What you need to do:
Repeat the listing word for word. No pictures belong in the copy.

Available records:
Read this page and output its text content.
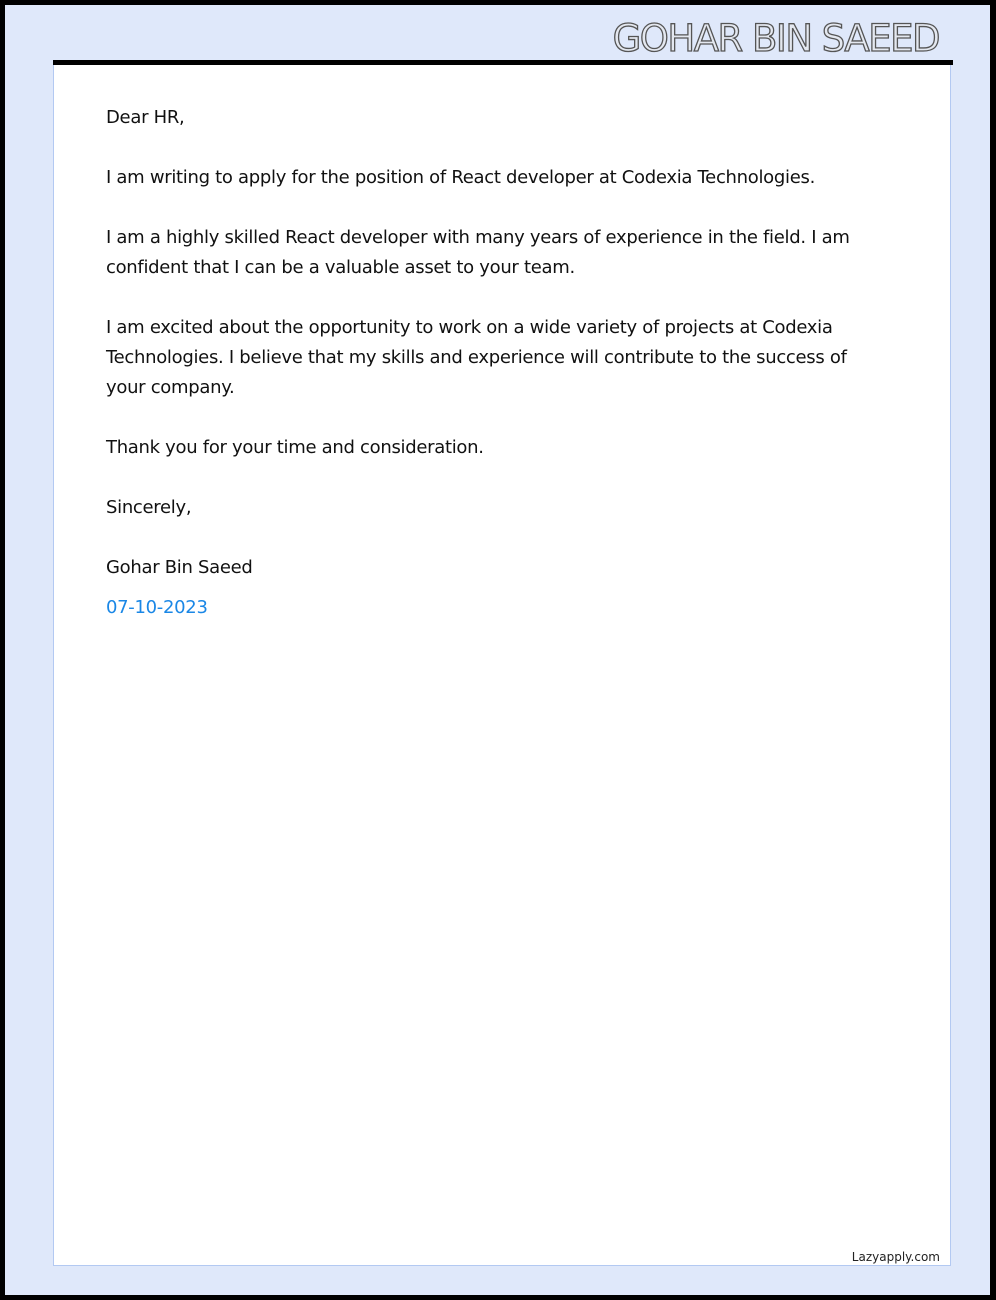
GOHAR BIN SAEED

Dear HR,

I am writing to apply for the position of React developer at Codexia Technologies.

I am a highly skilled React developer with many years of experience in the field. I am confident that I can be a valuable asset to your team.

I am excited about the opportunity to work on a wide variety of projects at Codexia Technologies. I believe that my skills and experience will contribute to the success of your company.

Thank you for your time and consideration.

Sincerely,

Gohar Bin Saeed

07-10-2023

Lazyapply.com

Written response:
Read this page and output its text content.
GOHAR BIN SAEED

Dear HR,

I am writing to apply for the position of React developer at Codexia Technologies.

I am a highly skilled React developer with many years of experience in the field. I am confident that I can be a valuable asset to your team.

I am excited about the opportunity to work on a wide variety of projects at Codexia Technologies. I believe that my skills and experience will contribute to the success of your company.

Thank you for your time and consideration.

Sincerely,

Gohar Bin Saeed

07-10-2023

Lazyapply.com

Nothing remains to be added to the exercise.